◆ Input rows:
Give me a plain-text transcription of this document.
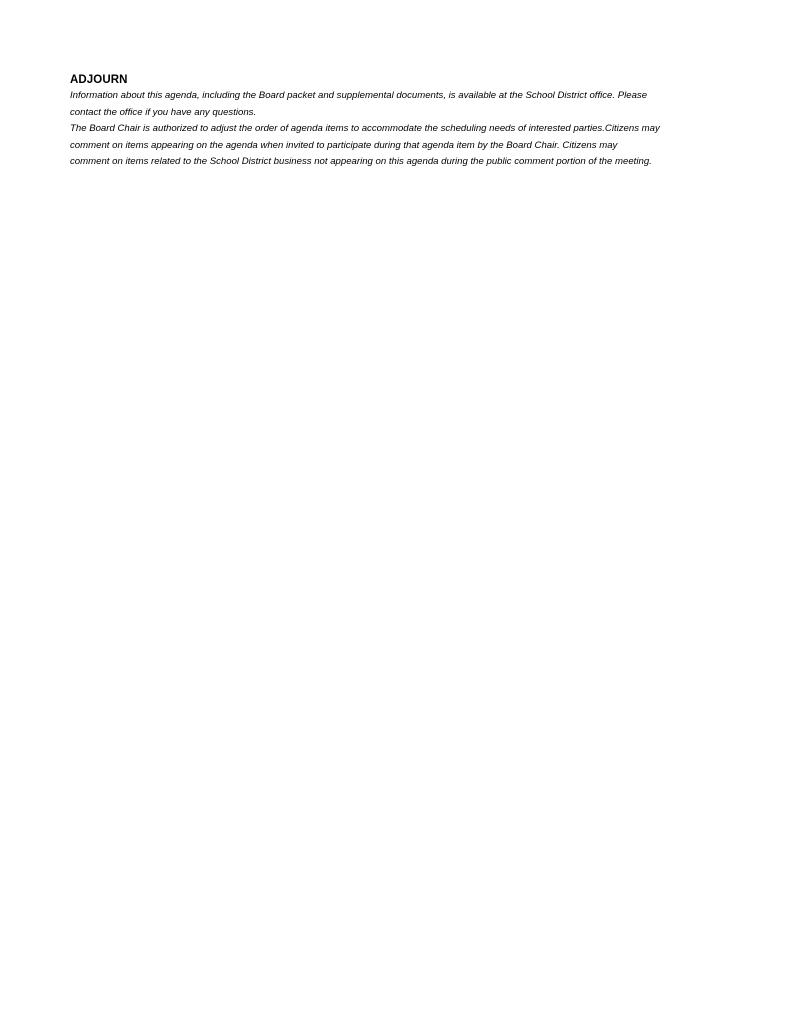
ADJOURN

Information about this agenda, including the Board packet and supplemental documents, is available at the School District office. Please
contact the office if you have any questions.

The Board Chair is authorized to adjust the order of agenda items to accommodate the scheduling needs of interested parties.Citizens may
comment on items appearing on the agenda when invited to participate during that agenda item by the Board Chair. Citizens may
comment on items related to the School District business not appearing on this agenda during the public comment portion of the meeting.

◆ Given exercise: Find the word "items" in the data and copy out each line where it turns up.

◆ Correct answer:
The Board Chair is authorized to adjust the order of agenda items to accommodate the scheduling needs of interested parties.Citizens may
comment on items appearing on the agenda when invited to participate during that agenda item by the Board Chair. Citizens may
comment on items related to the School District business not appearing on this agenda during the public comment portion of the meeting.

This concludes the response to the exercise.